→ **GOAL**: Please output the records below in full, exactly as given, but without the images.

** Begin **

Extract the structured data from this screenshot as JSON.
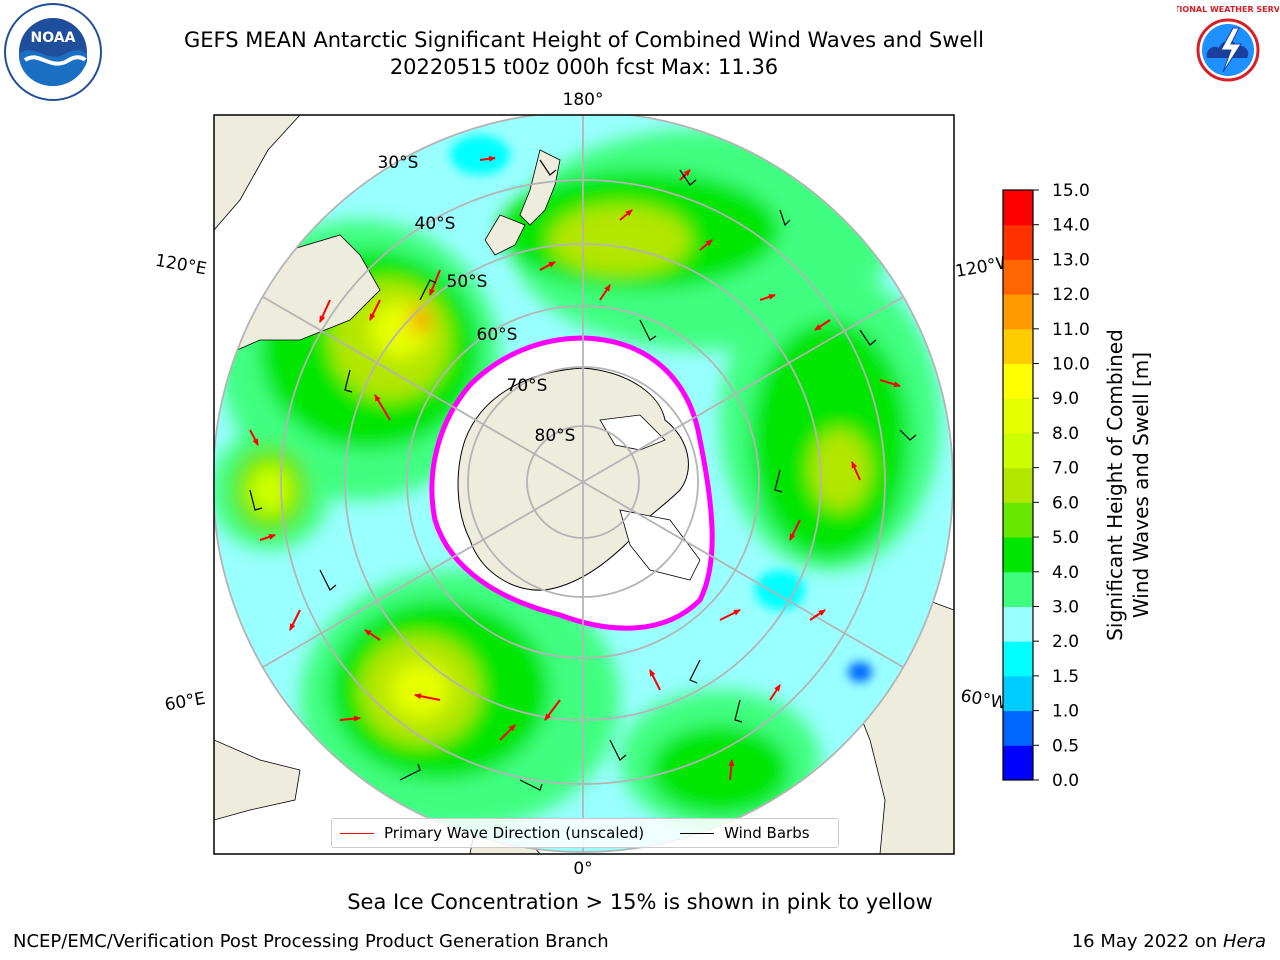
{
  "header": {
    "title_line1": "GEFS MEAN Antarctic Significant Height of Combined Wind Waves and Swell",
    "title_line2": "20220515 t00z 000h fcst   Max: 11.36"
  },
  "logos": {
    "noaa_text": "NOAA",
    "nws_text": "NATIONAL WEATHER SERVICE",
    "noaa_ring_text": "NATIONAL OCEANIC AND ATMOSPHERIC ADMINISTRATION · U.S. DEPARTMENT OF COMMERCE"
  },
  "map": {
    "projection": "south-polar-stereographic",
    "longitude_labels": {
      "top": "180°",
      "bottom": "0°",
      "upper_left": "120°E",
      "upper_right": "120°W",
      "lower_left": "60°E",
      "lower_right": "60°W"
    },
    "latitude_labels": [
      "30°S",
      "40°S",
      "50°S",
      "60°S",
      "70°S",
      "80°S"
    ],
    "colors": {
      "land": "#eeecdc",
      "ice_edge": "#ff00ff",
      "wave_arrow": "#ff0000",
      "wind_barb": "#000000",
      "graticule": "#b4b4b4"
    }
  },
  "legend": {
    "items": [
      {
        "label": "Primary Wave Direction (unscaled)",
        "color": "#ff0000"
      },
      {
        "label": "Wind Barbs",
        "color": "#000000"
      }
    ]
  },
  "colorbar": {
    "label_line1": "Significant Height of Combined",
    "label_line2": "Wind Waves and Swell [m]",
    "ticks": [
      "0.0",
      "0.5",
      "1.0",
      "1.5",
      "2.0",
      "3.0",
      "4.0",
      "5.0",
      "6.0",
      "7.0",
      "8.0",
      "9.0",
      "10.0",
      "11.0",
      "12.0",
      "13.0",
      "14.0",
      "15.0"
    ],
    "colors": [
      "#0000ff",
      "#0066ff",
      "#00ccff",
      "#00ffff",
      "#99ffff",
      "#40ff80",
      "#00e600",
      "#66e600",
      "#b3e600",
      "#ccff00",
      "#e6ff00",
      "#ffff00",
      "#ffcc00",
      "#ff9900",
      "#ff6600",
      "#ff3300",
      "#ff0000"
    ]
  },
  "note": "Sea Ice Concentration > 15% is shown in pink to yellow",
  "footer": {
    "left": "NCEP/EMC/Verification Post Processing Product Generation Branch",
    "right_date": "16 May 2022 on ",
    "right_machine": "Hera"
  }
}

** End **

→ **TASK RESPONSE**:
Extract the structured data from this screenshot as JSON.
{
  "header": {
    "title_line1": "GEFS MEAN Antarctic Significant Height of Combined Wind Waves and Swell",
    "title_line2": "20220515 t00z 000h fcst   Max: 11.36"
  },
  "logos": {
    "noaa_text": "NOAA",
    "nws_text": "NATIONAL WEATHER SERVICE",
    "noaa_ring_text": "NATIONAL OCEANIC AND ATMOSPHERIC ADMINISTRATION · U.S. DEPARTMENT OF COMMERCE"
  },
  "map": {
    "projection": "south-polar-stereographic",
    "longitude_labels": {
      "top": "180°",
      "bottom": "0°",
      "upper_left": "120°E",
      "upper_right": "120°W",
      "lower_left": "60°E",
      "lower_right": "60°W"
    },
    "latitude_labels": [
      "30°S",
      "40°S",
      "50°S",
      "60°S",
      "70°S",
      "80°S"
    ],
    "colors": {
      "land": "#eeecdc",
      "ice_edge": "#ff00ff",
      "wave_arrow": "#ff0000",
      "wind_barb": "#000000",
      "graticule": "#b4b4b4"
    }
  },
  "legend": {
    "items": [
      {
        "label": "Primary Wave Direction (unscaled)",
        "color": "#ff0000"
      },
      {
        "label": "Wind Barbs",
        "color": "#000000"
      }
    ]
  },
  "colorbar": {
    "label_line1": "Significant Height of Combined",
    "label_line2": "Wind Waves and Swell [m]",
    "ticks": [
      "0.0",
      "0.5",
      "1.0",
      "1.5",
      "2.0",
      "3.0",
      "4.0",
      "5.0",
      "6.0",
      "7.0",
      "8.0",
      "9.0",
      "10.0",
      "11.0",
      "12.0",
      "13.0",
      "14.0",
      "15.0"
    ],
    "colors": [
      "#0000ff",
      "#0066ff",
      "#00ccff",
      "#00ffff",
      "#99ffff",
      "#40ff80",
      "#00e600",
      "#66e600",
      "#b3e600",
      "#ccff00",
      "#e6ff00",
      "#ffff00",
      "#ffcc00",
      "#ff9900",
      "#ff6600",
      "#ff3300",
      "#ff0000"
    ]
  },
  "note": "Sea Ice Concentration > 15% is shown in pink to yellow",
  "footer": {
    "left": "NCEP/EMC/Verification Post Processing Product Generation Branch",
    "right_date": "16 May 2022 on ",
    "right_machine": "Hera"
  }
}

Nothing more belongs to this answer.